Gather from the material every line that contains the string "marker".

— Begin —

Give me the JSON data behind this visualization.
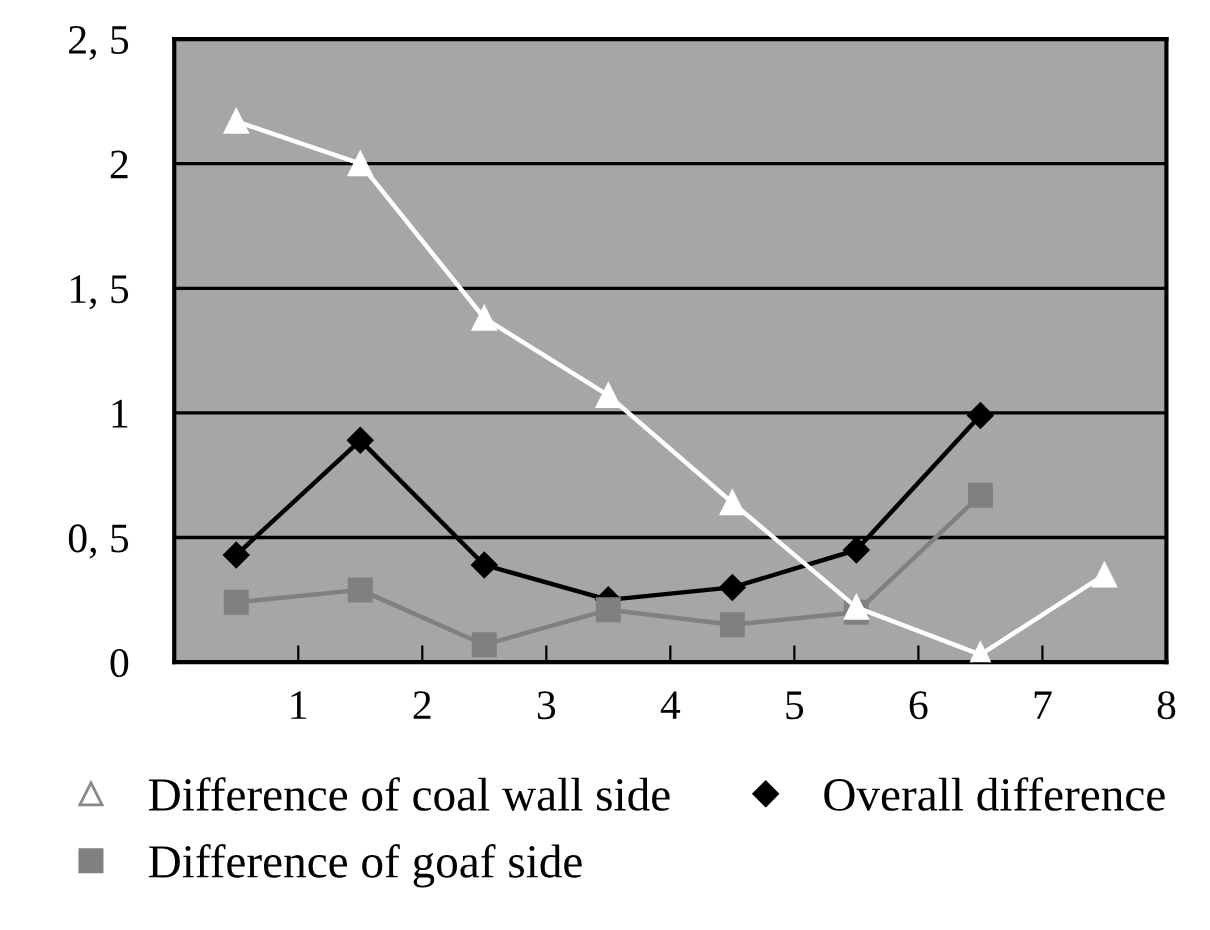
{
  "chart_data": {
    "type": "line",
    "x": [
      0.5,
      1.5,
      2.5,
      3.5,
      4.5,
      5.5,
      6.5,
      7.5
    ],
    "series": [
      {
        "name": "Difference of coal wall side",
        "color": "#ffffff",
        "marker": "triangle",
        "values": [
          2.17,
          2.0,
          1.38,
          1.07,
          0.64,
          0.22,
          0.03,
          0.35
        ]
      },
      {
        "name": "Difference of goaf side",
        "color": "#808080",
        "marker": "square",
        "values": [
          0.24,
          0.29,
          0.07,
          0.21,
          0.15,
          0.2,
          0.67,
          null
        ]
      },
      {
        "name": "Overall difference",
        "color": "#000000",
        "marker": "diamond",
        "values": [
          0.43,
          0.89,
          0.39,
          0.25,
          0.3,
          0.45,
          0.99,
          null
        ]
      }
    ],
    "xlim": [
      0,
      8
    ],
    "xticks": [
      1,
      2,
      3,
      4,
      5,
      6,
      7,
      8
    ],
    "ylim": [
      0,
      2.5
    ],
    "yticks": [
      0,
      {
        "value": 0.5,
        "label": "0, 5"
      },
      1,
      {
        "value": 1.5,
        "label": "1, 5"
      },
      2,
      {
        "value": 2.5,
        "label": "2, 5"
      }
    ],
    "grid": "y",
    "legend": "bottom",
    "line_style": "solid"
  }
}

— End —

→ Written solution:
        "marker": "triangle",
        "marker": "square",
        "marker": "diamond",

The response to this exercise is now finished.